** start DATA FOR THE TASK **

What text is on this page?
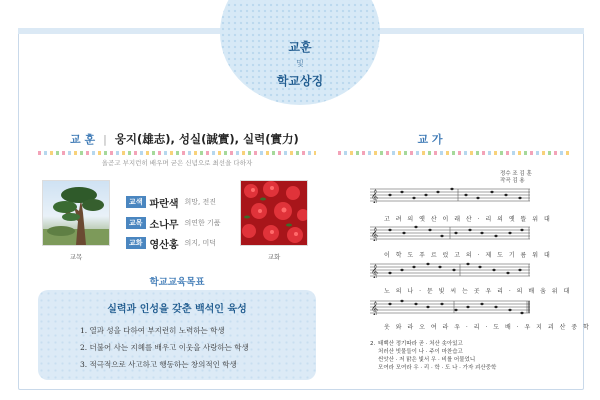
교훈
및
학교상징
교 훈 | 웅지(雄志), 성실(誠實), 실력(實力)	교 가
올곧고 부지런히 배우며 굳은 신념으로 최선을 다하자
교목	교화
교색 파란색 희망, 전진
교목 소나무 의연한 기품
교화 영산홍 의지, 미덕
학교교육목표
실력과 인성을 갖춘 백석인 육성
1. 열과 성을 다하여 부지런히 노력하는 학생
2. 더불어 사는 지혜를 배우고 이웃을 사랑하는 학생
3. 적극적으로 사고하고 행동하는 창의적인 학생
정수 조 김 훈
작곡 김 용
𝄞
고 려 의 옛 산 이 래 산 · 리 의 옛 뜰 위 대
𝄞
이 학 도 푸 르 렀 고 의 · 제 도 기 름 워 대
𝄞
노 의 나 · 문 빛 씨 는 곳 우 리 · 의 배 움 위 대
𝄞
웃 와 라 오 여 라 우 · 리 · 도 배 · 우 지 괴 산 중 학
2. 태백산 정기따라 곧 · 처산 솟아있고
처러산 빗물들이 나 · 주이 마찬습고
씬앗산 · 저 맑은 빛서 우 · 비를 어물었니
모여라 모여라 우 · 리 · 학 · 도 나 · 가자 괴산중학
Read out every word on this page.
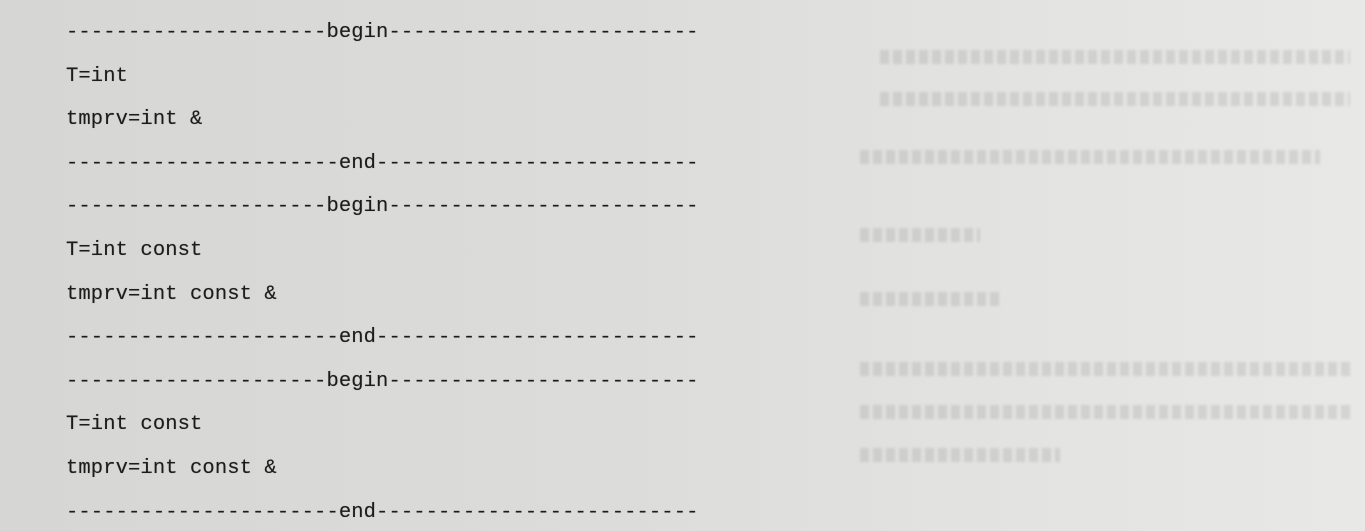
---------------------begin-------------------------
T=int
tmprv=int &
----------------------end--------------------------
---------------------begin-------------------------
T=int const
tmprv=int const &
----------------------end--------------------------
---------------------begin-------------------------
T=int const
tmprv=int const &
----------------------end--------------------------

** end DATA FOR THE TASK **

| WORK INSTRUCTIONS |
All the records above need to be given again word for word. Skip the pictures.

| TASK SOLUTION |
What text is on this page?
교훈
및
학교상징
교 훈 | 웅지(雄志), 성실(誠實), 실력(實力)	교 가
올곧고 부지런히 배우며 굳은 신념으로 최선을 다하자
교목	교화
교색 파란색 희망, 전진
교목 소나무 의연한 기품
교화 영산홍 의지, 미덕
학교교육목표
실력과 인성을 갖춘 백석인 육성
1. 열과 성을 다하여 부지런히 노력하는 학생
2. 더불어 사는 지혜를 배우고 이웃을 사랑하는 학생
3. 적극적으로 사고하고 행동하는 창의적인 학생
정수 조 김 훈
작곡 김 용
𝄞
고 려 의 옛 산 이 래 산 · 리 의 옛 뜰 위 대
𝄞
이 학 도 푸 르 렀 고 의 · 제 도 기 름 워 대
𝄞
노 의 나 · 문 빛 씨 는 곳 우 리 · 의 배 움 위 대
𝄞
웃 와 라 오 여 라 우 · 리 · 도 배 · 우 지 괴 산 중 학
2. 태백산 정기따라 곧 · 처산 솟아있고
처러산 빗물들이 나 · 주이 마찬습고
씬앗산 · 저 맑은 빛서 우 · 비를 어물었니
모여라 모여라 우 · 리 · 학 · 도 나 · 가자 괴산중학
Read out every word on this page.
---------------------begin-------------------------
T=int
tmprv=int &
----------------------end--------------------------
---------------------begin-------------------------
T=int const
tmprv=int const &
----------------------end--------------------------
---------------------begin-------------------------
T=int const
tmprv=int const &
----------------------end--------------------------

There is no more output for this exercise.